To be done: Collect each line of the entries that holds the string "coordinate".

------

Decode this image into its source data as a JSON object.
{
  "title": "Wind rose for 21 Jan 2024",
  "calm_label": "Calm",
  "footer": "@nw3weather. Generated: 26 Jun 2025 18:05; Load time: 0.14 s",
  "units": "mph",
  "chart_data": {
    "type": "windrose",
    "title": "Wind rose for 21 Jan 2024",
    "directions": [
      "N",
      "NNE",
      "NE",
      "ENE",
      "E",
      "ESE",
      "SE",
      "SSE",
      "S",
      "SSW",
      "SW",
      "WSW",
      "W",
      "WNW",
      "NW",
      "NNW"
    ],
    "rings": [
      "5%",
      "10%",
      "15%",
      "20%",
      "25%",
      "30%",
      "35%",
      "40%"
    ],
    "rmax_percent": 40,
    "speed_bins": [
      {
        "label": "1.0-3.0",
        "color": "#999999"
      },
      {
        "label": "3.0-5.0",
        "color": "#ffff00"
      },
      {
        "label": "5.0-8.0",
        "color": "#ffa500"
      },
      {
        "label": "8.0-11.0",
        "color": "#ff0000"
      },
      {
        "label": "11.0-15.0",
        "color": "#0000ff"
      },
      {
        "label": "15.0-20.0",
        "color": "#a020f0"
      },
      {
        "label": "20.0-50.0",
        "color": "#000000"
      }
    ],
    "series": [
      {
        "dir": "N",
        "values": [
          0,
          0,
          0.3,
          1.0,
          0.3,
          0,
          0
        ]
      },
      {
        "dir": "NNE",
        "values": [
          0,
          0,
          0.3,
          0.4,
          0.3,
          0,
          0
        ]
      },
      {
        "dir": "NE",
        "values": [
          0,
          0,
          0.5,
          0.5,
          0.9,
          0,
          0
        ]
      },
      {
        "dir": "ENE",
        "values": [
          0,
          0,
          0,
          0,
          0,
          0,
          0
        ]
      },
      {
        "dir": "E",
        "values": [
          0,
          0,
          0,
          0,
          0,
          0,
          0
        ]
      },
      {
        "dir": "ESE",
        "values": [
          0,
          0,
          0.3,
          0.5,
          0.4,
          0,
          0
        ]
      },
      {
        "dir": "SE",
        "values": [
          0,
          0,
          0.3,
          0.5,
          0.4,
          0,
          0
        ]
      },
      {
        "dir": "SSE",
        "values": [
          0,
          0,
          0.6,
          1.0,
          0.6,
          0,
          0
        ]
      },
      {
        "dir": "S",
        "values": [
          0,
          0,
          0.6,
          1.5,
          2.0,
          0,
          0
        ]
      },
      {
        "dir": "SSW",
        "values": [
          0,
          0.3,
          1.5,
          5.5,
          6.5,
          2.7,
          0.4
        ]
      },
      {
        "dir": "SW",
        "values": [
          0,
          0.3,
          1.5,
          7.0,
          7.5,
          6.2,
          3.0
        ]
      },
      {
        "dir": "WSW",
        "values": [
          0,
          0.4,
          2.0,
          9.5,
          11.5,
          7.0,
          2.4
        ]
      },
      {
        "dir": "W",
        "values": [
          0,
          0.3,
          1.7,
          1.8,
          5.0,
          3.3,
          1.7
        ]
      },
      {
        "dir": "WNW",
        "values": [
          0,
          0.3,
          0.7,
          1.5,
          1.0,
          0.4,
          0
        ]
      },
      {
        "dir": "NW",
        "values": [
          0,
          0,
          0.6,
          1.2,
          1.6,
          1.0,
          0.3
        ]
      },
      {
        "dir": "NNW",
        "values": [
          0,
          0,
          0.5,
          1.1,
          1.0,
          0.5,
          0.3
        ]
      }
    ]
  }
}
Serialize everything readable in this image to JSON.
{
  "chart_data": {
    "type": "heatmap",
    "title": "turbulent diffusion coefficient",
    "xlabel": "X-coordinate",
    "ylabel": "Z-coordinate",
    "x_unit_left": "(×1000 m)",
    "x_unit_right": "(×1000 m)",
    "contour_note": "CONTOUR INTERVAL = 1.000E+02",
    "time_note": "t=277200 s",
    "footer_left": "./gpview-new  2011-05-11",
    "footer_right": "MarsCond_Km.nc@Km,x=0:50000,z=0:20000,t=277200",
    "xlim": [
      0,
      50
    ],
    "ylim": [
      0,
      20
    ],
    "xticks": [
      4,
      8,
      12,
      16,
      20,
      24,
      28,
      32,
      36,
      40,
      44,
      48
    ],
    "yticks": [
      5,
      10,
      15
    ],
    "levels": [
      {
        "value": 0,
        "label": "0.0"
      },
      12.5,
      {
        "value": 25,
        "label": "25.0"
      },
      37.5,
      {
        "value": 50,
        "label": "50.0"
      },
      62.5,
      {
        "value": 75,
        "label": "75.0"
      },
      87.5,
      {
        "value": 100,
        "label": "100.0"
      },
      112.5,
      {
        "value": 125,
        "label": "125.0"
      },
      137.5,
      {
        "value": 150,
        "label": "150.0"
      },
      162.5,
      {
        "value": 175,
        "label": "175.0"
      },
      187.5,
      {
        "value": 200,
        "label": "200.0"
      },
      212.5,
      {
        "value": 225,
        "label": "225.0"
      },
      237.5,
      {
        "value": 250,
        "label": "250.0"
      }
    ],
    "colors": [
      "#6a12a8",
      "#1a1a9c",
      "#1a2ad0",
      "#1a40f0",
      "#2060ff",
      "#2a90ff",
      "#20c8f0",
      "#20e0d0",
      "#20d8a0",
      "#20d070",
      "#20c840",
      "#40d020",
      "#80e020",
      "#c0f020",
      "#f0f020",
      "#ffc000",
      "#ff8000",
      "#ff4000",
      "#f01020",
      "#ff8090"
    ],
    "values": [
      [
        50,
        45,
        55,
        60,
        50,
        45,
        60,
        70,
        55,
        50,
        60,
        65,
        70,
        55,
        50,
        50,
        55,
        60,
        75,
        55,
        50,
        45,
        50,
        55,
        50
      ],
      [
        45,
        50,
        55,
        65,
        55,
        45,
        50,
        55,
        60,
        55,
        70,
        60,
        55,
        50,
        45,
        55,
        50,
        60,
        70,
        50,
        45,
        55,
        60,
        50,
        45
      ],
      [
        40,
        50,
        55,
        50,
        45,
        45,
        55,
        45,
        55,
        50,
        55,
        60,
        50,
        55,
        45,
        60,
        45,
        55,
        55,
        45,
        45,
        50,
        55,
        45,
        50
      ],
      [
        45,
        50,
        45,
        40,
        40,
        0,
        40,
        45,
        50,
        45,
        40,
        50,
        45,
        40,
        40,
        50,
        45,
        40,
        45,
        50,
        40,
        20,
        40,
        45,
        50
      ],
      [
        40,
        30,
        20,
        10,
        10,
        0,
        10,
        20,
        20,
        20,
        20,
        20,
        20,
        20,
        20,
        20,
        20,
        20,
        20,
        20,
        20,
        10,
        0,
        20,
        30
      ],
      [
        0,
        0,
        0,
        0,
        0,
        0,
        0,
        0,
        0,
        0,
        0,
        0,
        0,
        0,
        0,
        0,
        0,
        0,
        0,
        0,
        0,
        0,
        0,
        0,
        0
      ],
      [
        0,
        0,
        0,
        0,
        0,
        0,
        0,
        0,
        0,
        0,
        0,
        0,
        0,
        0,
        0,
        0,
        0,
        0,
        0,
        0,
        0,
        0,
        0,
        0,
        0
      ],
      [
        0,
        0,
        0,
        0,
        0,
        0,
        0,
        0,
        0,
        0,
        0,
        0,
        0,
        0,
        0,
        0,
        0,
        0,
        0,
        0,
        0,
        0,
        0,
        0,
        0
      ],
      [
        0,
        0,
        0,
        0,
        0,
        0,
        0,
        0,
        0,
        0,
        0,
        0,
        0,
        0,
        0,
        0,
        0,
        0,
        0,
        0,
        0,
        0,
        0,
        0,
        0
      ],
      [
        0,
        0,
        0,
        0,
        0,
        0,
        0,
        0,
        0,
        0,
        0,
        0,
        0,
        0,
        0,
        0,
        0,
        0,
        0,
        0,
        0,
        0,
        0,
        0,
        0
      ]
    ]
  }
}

------

Solution to this problem:
    "xlabel": "X-coordinate",
    "ylabel": "Z-coordinate",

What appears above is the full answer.